* [What the task requires]: Return the lines beginning at the one that contains "Read out every word on this page." and continuing to the end of the entries, including both ends, exactly as written and nothing else.

** BEGIN Provided data **

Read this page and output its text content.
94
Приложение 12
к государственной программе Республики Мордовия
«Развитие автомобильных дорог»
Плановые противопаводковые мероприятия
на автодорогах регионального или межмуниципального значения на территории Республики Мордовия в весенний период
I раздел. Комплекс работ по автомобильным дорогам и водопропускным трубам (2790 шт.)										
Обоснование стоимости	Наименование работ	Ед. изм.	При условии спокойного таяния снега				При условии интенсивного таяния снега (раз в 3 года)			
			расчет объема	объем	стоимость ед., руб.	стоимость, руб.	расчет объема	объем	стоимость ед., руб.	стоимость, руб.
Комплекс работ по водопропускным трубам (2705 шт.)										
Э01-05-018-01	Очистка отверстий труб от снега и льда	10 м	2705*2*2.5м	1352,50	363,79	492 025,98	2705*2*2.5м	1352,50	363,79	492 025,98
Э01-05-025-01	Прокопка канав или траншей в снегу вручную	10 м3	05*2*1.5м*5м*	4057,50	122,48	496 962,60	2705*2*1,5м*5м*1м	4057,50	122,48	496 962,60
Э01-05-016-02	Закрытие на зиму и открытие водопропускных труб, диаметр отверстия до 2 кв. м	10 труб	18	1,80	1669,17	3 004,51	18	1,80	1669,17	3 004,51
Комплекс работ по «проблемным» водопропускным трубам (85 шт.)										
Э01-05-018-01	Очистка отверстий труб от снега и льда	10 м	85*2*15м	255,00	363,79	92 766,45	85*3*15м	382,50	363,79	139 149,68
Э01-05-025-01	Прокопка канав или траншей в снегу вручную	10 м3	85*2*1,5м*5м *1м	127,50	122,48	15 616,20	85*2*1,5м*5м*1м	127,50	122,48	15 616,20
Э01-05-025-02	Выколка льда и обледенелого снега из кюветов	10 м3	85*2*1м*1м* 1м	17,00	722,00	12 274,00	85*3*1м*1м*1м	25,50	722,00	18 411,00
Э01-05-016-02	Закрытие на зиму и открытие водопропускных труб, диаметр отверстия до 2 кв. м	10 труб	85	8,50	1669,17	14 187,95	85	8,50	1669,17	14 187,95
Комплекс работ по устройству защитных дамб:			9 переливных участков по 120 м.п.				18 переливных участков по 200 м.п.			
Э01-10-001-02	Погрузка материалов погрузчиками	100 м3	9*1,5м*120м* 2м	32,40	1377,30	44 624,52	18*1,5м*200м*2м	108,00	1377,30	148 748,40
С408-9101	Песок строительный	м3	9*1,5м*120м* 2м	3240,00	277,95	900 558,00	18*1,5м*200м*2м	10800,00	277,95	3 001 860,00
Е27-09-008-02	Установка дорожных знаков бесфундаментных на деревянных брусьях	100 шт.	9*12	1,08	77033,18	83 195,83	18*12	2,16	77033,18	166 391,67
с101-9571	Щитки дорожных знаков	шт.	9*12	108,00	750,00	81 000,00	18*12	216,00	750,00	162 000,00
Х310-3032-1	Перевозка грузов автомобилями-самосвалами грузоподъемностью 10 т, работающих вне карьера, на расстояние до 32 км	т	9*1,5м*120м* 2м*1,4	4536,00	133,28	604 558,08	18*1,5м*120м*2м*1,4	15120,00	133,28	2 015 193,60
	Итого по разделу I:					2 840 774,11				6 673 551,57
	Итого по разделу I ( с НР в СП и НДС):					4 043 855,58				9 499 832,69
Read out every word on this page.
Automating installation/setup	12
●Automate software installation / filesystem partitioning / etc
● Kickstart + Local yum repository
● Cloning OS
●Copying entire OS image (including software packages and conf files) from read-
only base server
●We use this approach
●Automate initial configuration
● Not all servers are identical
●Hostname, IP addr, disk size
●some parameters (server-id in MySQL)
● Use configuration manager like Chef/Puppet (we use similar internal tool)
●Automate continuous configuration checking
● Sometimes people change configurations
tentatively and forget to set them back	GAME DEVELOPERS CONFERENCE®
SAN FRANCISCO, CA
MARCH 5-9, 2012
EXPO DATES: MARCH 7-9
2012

** END Provided data **

* [Output of the exercise]:
Read out every word on this page.
Automating installation/setup	12
●Automate software installation / filesystem partitioning / etc
● Kickstart + Local yum repository
● Cloning OS
●Copying entire OS image (including software packages and conf files) from read-
only base server
●We use this approach
●Automate initial configuration
● Not all servers are identical
●Hostname, IP addr, disk size
●some parameters (server-id in MySQL)
● Use configuration manager like Chef/Puppet (we use similar internal tool)
●Automate continuous configuration checking
● Sometimes people change configurations
tentatively and forget to set them back	GAME DEVELOPERS CONFERENCE®
SAN FRANCISCO, CA
MARCH 5-9, 2012
EXPO DATES: MARCH 7-9
2012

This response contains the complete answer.